[Extracted records]

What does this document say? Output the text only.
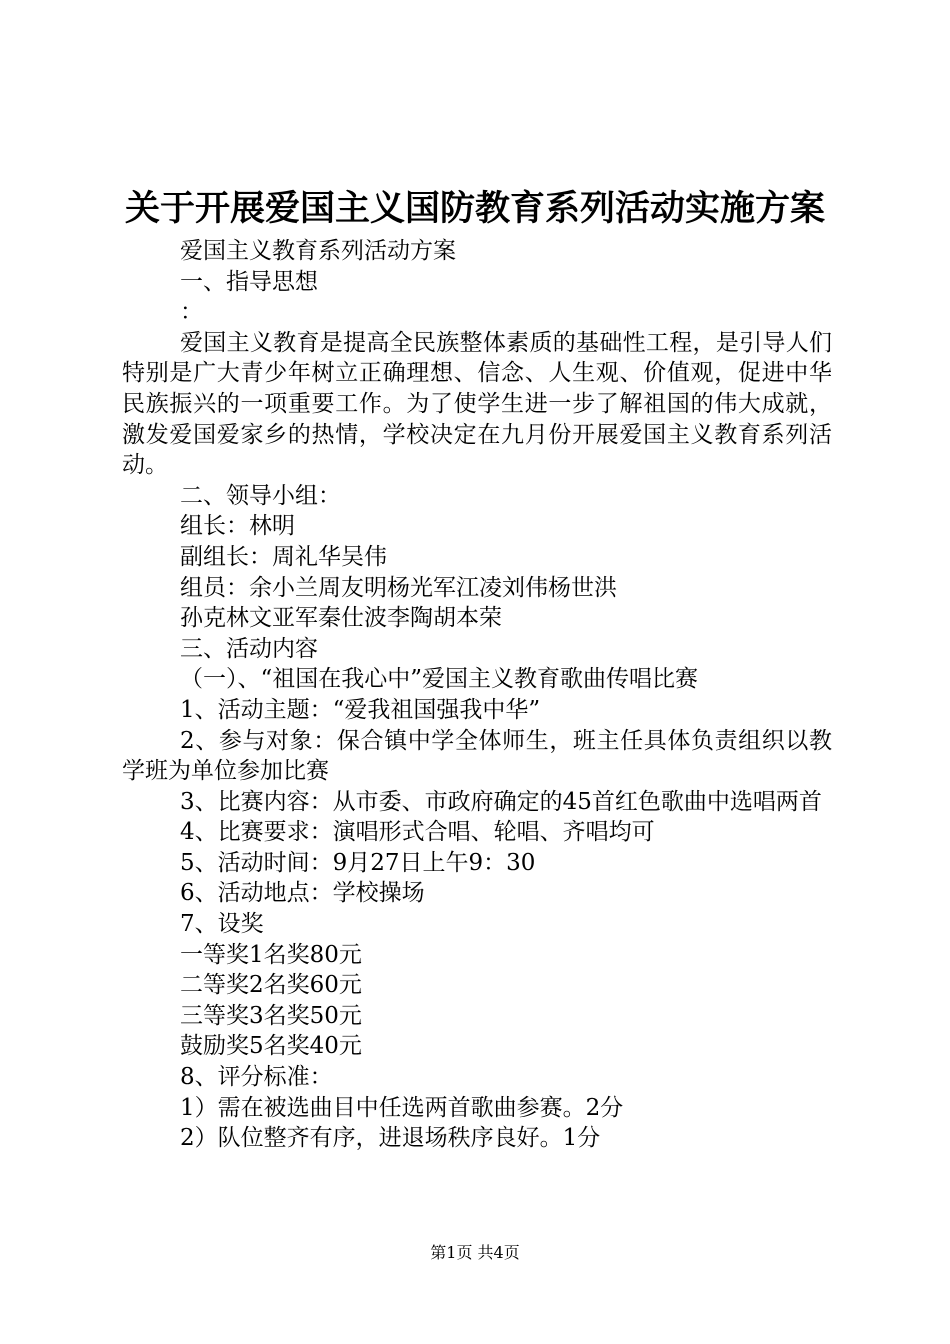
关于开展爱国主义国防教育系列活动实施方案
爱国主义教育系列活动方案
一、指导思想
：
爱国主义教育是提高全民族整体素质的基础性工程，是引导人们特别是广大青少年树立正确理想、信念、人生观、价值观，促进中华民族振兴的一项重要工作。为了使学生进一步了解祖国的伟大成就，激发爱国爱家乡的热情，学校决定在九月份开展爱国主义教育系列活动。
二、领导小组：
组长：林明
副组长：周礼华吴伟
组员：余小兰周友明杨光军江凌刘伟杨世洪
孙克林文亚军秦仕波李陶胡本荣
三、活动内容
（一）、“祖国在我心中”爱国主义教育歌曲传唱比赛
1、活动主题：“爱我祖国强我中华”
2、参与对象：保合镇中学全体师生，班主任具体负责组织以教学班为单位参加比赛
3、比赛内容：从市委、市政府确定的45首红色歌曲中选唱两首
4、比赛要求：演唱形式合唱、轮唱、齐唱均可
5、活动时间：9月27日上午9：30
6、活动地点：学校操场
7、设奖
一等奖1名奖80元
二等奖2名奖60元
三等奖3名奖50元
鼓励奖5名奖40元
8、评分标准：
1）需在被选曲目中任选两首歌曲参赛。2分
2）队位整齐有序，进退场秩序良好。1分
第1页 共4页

---

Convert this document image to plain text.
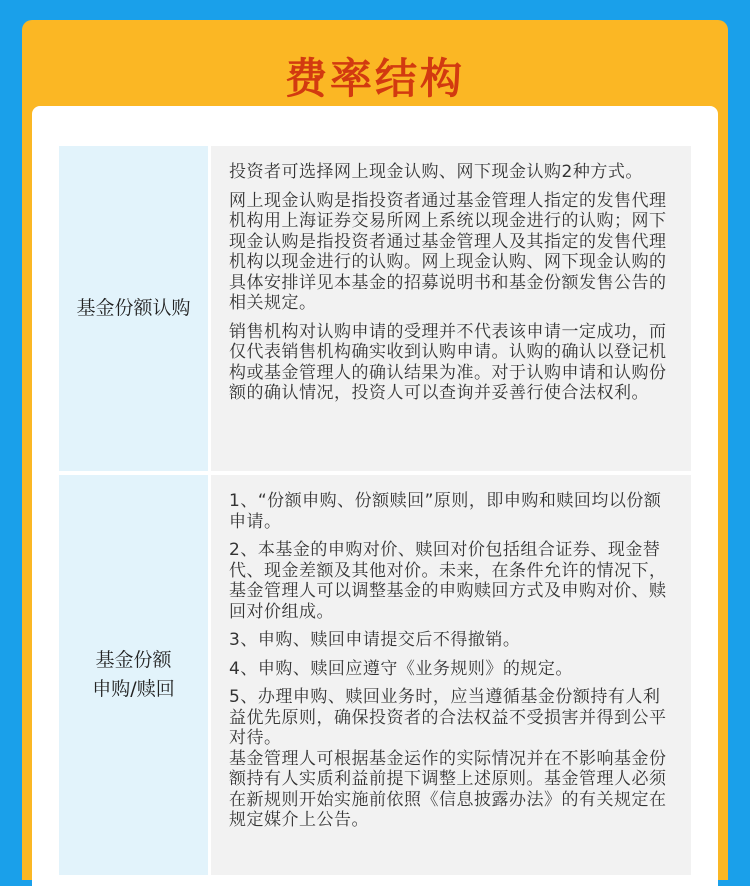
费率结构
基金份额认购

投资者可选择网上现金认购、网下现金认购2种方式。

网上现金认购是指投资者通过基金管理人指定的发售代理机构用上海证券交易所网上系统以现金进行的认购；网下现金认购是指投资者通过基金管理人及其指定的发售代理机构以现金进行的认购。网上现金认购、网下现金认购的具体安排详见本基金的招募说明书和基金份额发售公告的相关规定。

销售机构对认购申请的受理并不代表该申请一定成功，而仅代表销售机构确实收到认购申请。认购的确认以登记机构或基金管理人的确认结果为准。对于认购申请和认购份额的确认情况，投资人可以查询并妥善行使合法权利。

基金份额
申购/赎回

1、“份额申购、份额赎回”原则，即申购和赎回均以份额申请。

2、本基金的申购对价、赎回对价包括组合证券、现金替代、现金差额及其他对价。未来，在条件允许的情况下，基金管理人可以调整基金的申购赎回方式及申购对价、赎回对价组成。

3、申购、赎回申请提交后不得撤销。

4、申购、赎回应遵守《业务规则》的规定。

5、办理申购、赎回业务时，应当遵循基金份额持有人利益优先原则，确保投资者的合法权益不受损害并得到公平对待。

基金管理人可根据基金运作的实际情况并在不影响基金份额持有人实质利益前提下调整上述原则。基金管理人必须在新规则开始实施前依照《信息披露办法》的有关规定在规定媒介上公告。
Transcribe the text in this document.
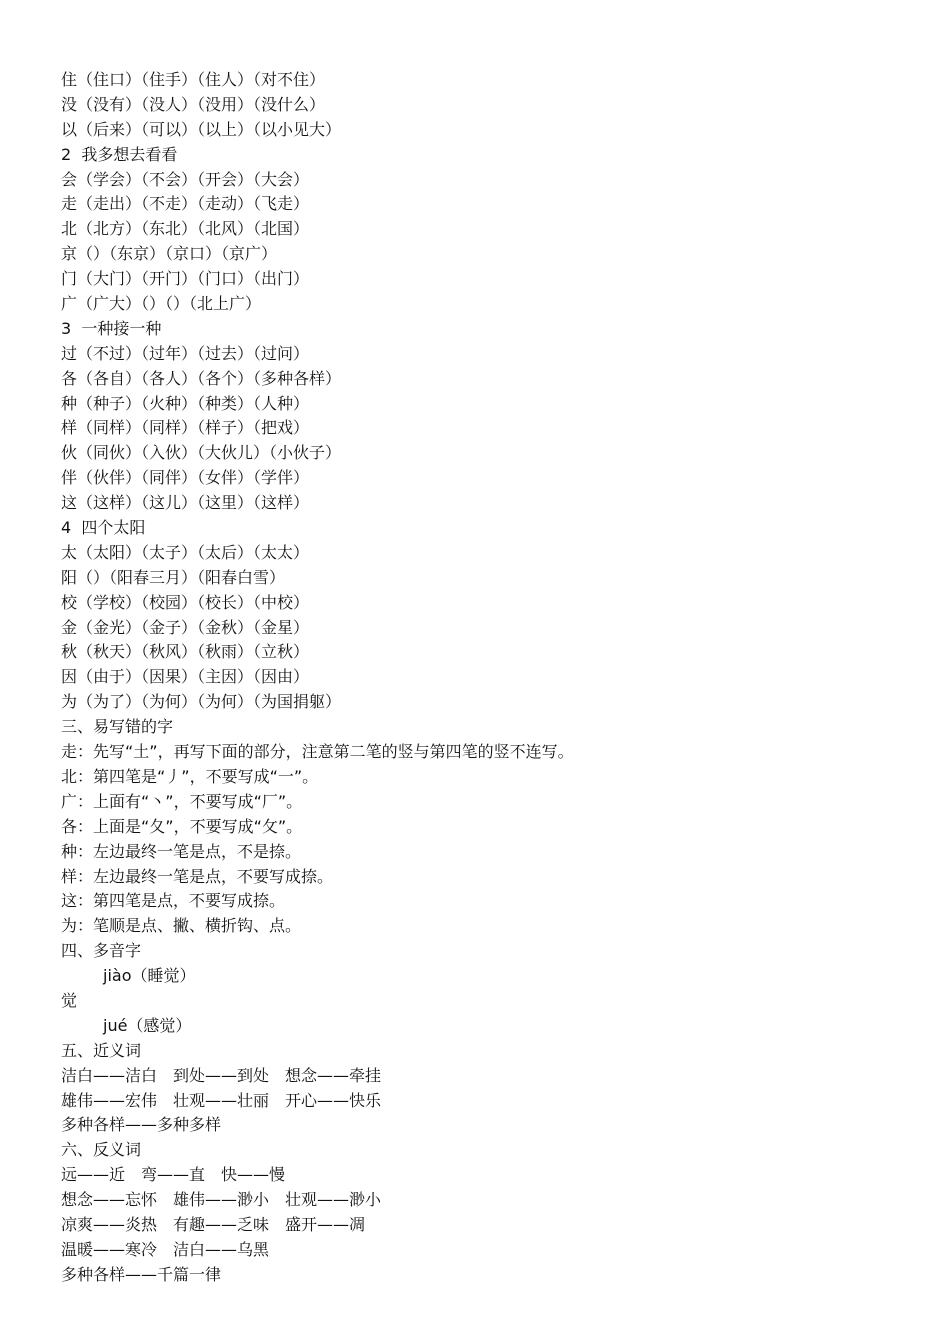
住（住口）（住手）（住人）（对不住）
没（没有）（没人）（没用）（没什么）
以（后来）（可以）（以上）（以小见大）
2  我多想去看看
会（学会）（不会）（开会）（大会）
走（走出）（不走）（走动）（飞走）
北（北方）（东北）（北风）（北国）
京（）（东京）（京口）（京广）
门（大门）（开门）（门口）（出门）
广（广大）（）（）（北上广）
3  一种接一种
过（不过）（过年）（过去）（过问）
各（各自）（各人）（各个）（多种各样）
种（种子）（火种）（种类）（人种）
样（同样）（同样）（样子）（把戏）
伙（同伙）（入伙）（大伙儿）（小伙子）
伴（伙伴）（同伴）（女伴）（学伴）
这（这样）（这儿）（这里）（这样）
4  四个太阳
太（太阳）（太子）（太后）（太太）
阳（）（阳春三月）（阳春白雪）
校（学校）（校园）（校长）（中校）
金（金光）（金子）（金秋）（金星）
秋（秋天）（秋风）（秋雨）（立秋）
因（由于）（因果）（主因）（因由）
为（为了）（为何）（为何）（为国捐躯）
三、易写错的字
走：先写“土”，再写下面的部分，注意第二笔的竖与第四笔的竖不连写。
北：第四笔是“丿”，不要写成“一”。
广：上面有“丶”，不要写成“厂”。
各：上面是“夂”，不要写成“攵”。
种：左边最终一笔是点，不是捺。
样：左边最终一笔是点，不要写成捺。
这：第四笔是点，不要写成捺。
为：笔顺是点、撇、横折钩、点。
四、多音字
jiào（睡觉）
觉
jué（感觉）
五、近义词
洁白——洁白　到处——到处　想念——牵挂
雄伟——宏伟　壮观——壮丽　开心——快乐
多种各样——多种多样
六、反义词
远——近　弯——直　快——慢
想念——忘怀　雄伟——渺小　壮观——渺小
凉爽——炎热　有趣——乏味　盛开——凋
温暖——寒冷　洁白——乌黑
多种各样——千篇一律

• _What to produce_
Look through the records and count each line that holds "text". Write only the total.

• _Answer in full_
3